- _Brief_
Below are records; work out how many of their lines hold the string "общественного" and give that number alone.

- _Input material_
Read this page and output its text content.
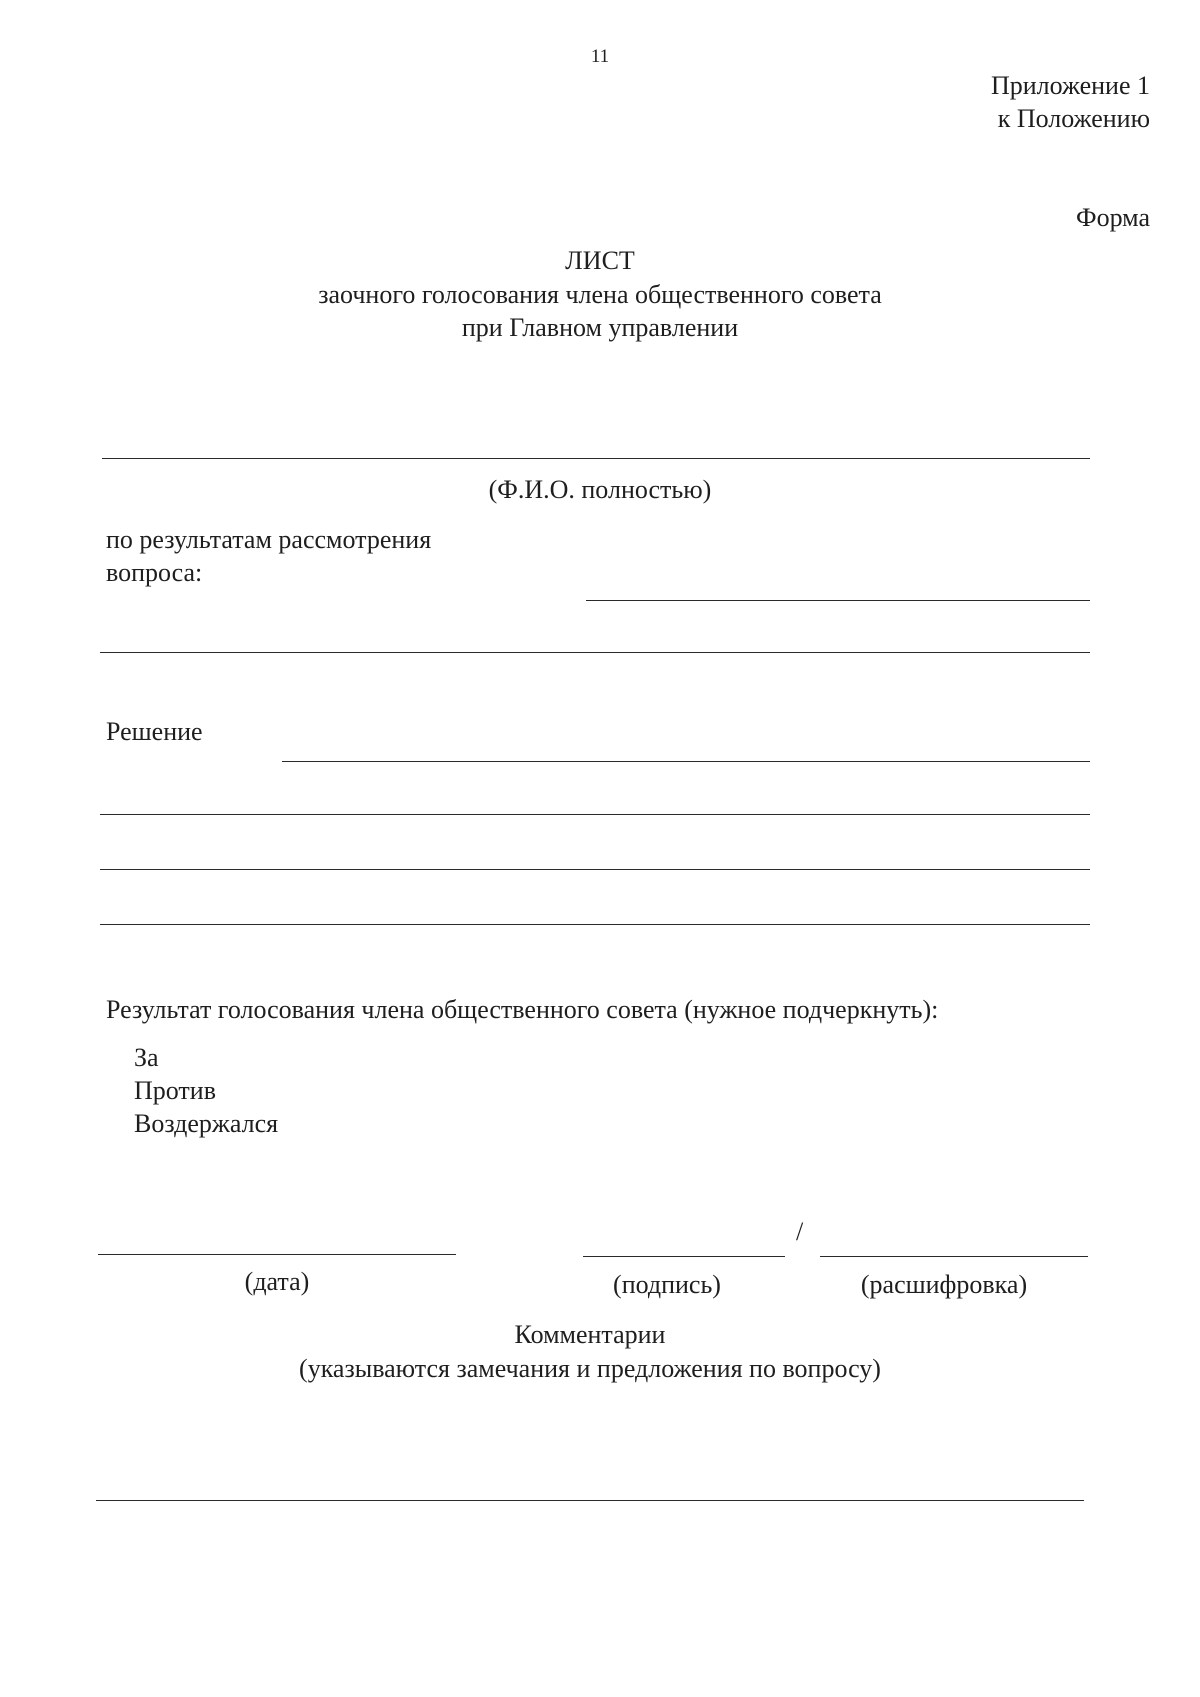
11
Приложение 1
к Положению
Форма
ЛИСТ
заочного голосования члена общественного совета
при Главном управлении
(Ф.И.О. полностью)
по результатам рассмотрения
вопроса:
Решение
Результат голосования члена общественного совета (нужное подчеркнуть):
За
Против
Воздержался
/
(дата)	(подпись)	(расшифровка)
Комментарии
(указываются замечания и предложения по вопросу)
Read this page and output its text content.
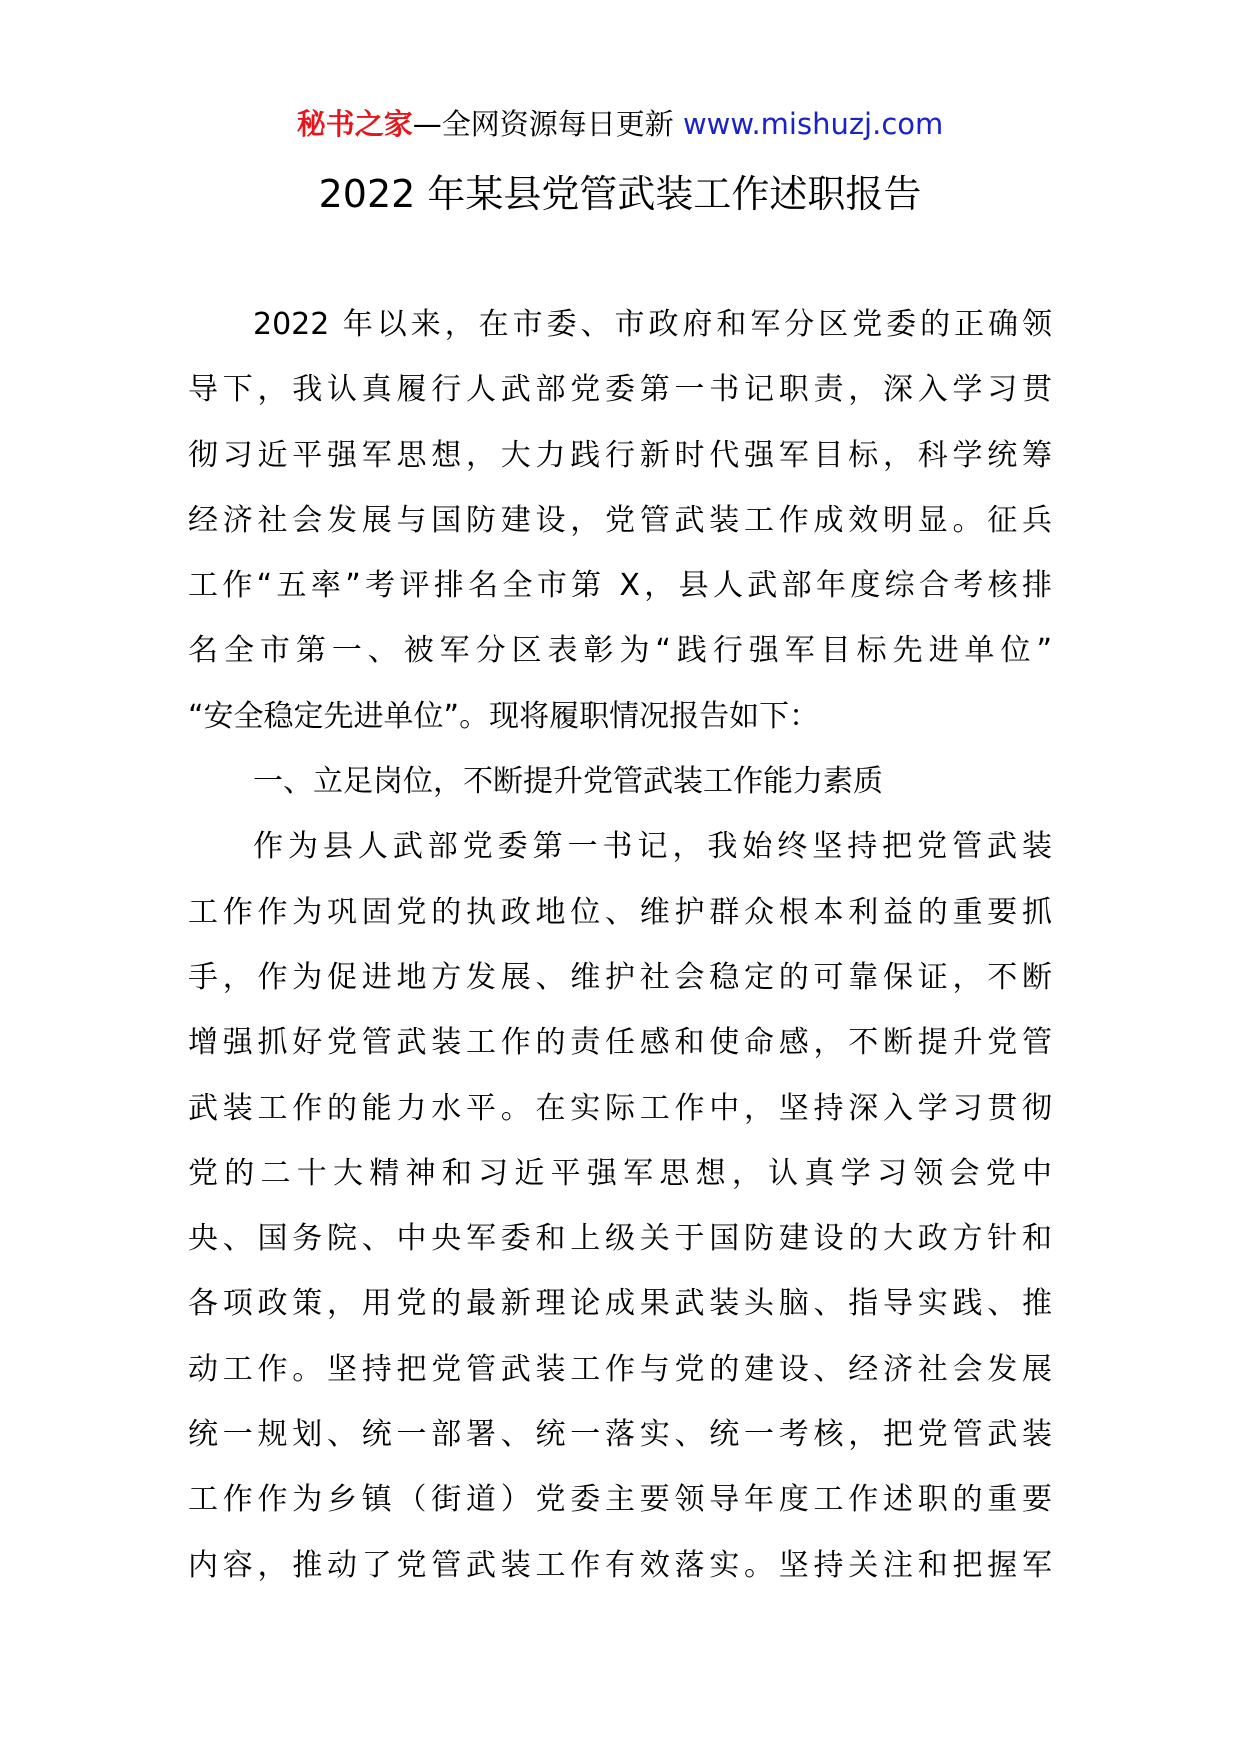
秘书之家—全网资源每日更新 www.mishuzj.com
2022 年某县党管武装工作述职报告
2022 年以来，在市委、市政府和军分区党委的正确领
导下，我认真履行人武部党委第一书记职责，深入学习贯
彻习近平强军思想，大力践行新时代强军目标，科学统筹
经济社会发展与国防建设，党管武装工作成效明显。征兵
工作“五率”考评排名全市第 X，县人武部年度综合考核排
名全市第一、被军分区表彰为“践行强军目标先进单位”
“安全稳定先进单位”。现将履职情况报告如下：
一、立足岗位，不断提升党管武装工作能力素质
作为县人武部党委第一书记，我始终坚持把党管武装
工作作为巩固党的执政地位、维护群众根本利益的重要抓
手，作为促进地方发展、维护社会稳定的可靠保证，不断
增强抓好党管武装工作的责任感和使命感，不断提升党管
武装工作的能力水平。在实际工作中，坚持深入学习贯彻
党的二十大精神和习近平强军思想，认真学习领会党中
央、国务院、中央军委和上级关于国防建设的大政方针和
各项政策，用党的最新理论成果武装头脑、指导实践、推
动工作。坚持把党管武装工作与党的建设、经济社会发展
统一规划、统一部署、统一落实、统一考核，把党管武装
工作作为乡镇（街道）党委主要领导年度工作述职的重要
内容，推动了党管武装工作有效落实。坚持关注和把握军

- _Solution to this task_
2